***** Excerpted text *****

State racism in Austria

By Markus Salzman
16 September 2000

On May 19 Imre B., a 35-year-old immigrant from Yugoslavia, was shot and killed by a police officer in the Vienna suburb of Penzing. Together with his companion Lajos S., Imre B. was stopped in his car by police officers in the course of a drug raid. Responding to the officers' demands, the two unarmed men raised their arms, whereupon Imre B. was shot down. No trace of drugs was found either in the car or on the persons of the two men.

Despite the attempts on the part of the state to hush up the affair, some details of the case became known to the public. The officer responsible for the shooting had not used his official police weapon, but rather his own gun. Because of this “mistake”, as the chief of the Vienna police chose to call it, disciplinary proceedings have been undertaken against the officers.

At a reconstruction of the events, the policeman who fired was unable to explain why the shots had gone off. He was forced to withdraw a previous version of events, wherein he claimed his gun fired because the victim pushed the car door against him. Experts were able to definitely rule out such an occurrence based on the line of entry of the bullets. This did not prevent the Vienna police chiefs from allowing the officers involved in the shooting to interview witnesses to the incident—in effect, allowing the officers to investigate themselves.

Since the circumstances surrounding Imre B.'s death remained unclear, making it impossible to rule out culpable homicide or even murder, the victim's relatives decided to lodge a complaint with the Independent Administrative Senate in Vienna. At the end of August this regional court gave its verdict. It turned down the complaint.

***** Records provided *****

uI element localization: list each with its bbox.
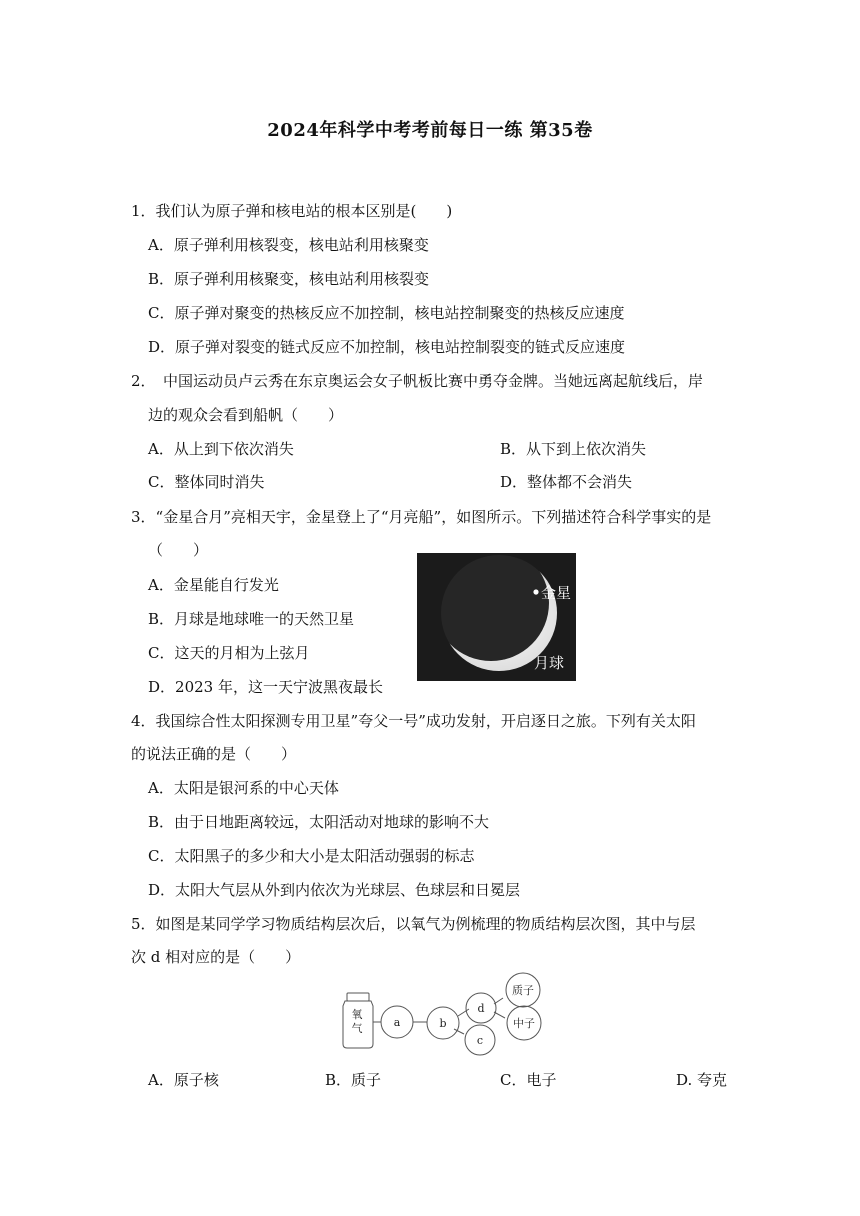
question-4-option-a: A．太阳是银河系的中心天体 (148, 779, 339, 797)
question-5-option-a: A．原子核 (148, 1071, 219, 1089)
moon-label: 月球 (534, 654, 565, 672)
question-4-stem: 4．我国综合性太阳探测专用卫星”夸父一号”成功发射，开启逐日之旅。下列有关太阳 (131, 712, 696, 730)
question-4-option-d: D．太阳大气层从外到内依次为光球层、色球层和日冕层 (148, 881, 521, 899)
question-2-option-c: C．整体同时消失 (148, 473, 265, 491)
node-b-label: b (439, 1017, 447, 1030)
matter-structure-diagram (336, 966, 546, 1062)
venus-dot (533, 589, 538, 594)
question-2-option-d: D．整体都不会消失 (500, 473, 633, 491)
question-1-stem: 1．我们认为原子弹和核电站的根本区别是( ) (131, 202, 453, 220)
question-5-stem-continued: 次 d 相对应的是（ ） (131, 948, 301, 966)
question-5-option-d: D. 夸克 (676, 1071, 728, 1089)
question-5-stem: 5．如图是某同学学习物质结构层次后，以氧气为例梳理的物质结构层次图，其中与层 (131, 915, 696, 933)
bottle-neck (347, 993, 369, 1001)
question-1-option-a: A．原子弹利用核裂变，核电站利用核聚变 (148, 236, 429, 254)
bottle-label-oxygen: 氧 (351, 1008, 363, 1021)
page-title: 2024年科学中考考前每日一练 第35卷 (267, 120, 593, 141)
question-3-option-b: B．月球是地球唯一的天然卫星 (148, 610, 355, 628)
question-2-stem: 2． 中国运动员卢云秀在东京奥运会女子帆板比赛中勇夺金牌。当她远离起航线后，岸 (131, 372, 704, 390)
question-1-option-d: D．原子弹对裂变的链式反应不加控制，核电站控制裂变的链式反应速度 (148, 338, 626, 356)
bottle-label-gas: 气 (351, 1022, 363, 1035)
question-2-option-b: B．从下到上依次消失 (500, 440, 647, 458)
question-3-option-c: C．这天的月相为上弦月 (148, 644, 310, 662)
node-a-label: a (393, 1016, 401, 1029)
question-3-stem: 3．“金星合月”亮相天宇，金星登上了“月亮船”，如图所示。下列描述符合科学事实的是 (131, 508, 712, 526)
node-d-label: d (477, 1002, 485, 1015)
proton-label: 质子 (512, 984, 534, 997)
venus-moon-photo (417, 553, 576, 681)
question-4-option-b: B．由于日地距离较远，太阳活动对地球的影响不大 (148, 813, 490, 831)
venus-label: 金星 (541, 584, 572, 602)
question-3-option-d: D．2023 年，这一天宁波黑夜最长 (148, 678, 383, 696)
question-3-option-a: A．金星能自行发光 (148, 576, 279, 594)
question-5-option-c: C．电子 (500, 1071, 557, 1089)
question-1-option-b: B．原子弹利用核聚变，核电站利用核裂变 (148, 270, 430, 288)
question-2-stem-continued: 边的观众会看到船帆（ ） (148, 406, 344, 424)
question-4-option-c: C．太阳黑子的多少和大小是太阳活动强弱的标志 (148, 847, 475, 865)
question-1-option-c: C．原子弹对聚变的热核反应不加控制，核电站控制聚变的热核反应速度 (148, 304, 625, 322)
question-2-option-a: A．从上到下依次消失 (148, 440, 294, 458)
question-4-stem-continued: 的说法正确的是（ ） (131, 745, 297, 763)
neutron-label: 中子 (513, 1017, 535, 1030)
node-c-label: c (476, 1034, 484, 1047)
question-3-stem-continued: （ ） (148, 541, 209, 559)
question-5-option-b: B．质子 (325, 1071, 382, 1089)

*****

Exercise instructions – Continue the article on state racism in Austria, beginning right after its final sentence.

Task response –
The justification for the decision read as follows: “It can reasonably be maintained that Austrian law does not correspond to the requirements of the European Convention for the Protection of Human Rights and Basic Freedoms in regard to the killing of a person by state organs.” Thus, in black and white, the Independent Administrative Senate declared its opinion that the right to life is, in general, not sustainable and must take second place to the requirements of the state.

The death of Imre B. and the recent court decision are by no means unique. In May 1999 the Nigerian asylum seeker Markus Omafuma died while being deported from Austria. He suffocated after his arms and legs were restrained and tape was placed across his face. In this case the judge also ruled against the plaintiffs—relatives of Omafuma.

The judgements in the cases of Imre B. and Markus Omafuma provide a virtual stamp of approval for the brutal and arbitrary procedures of the police. They expose the real political conditions that exist in Austria, where a build-up of the police powers of the state have served to intensify xenophobia.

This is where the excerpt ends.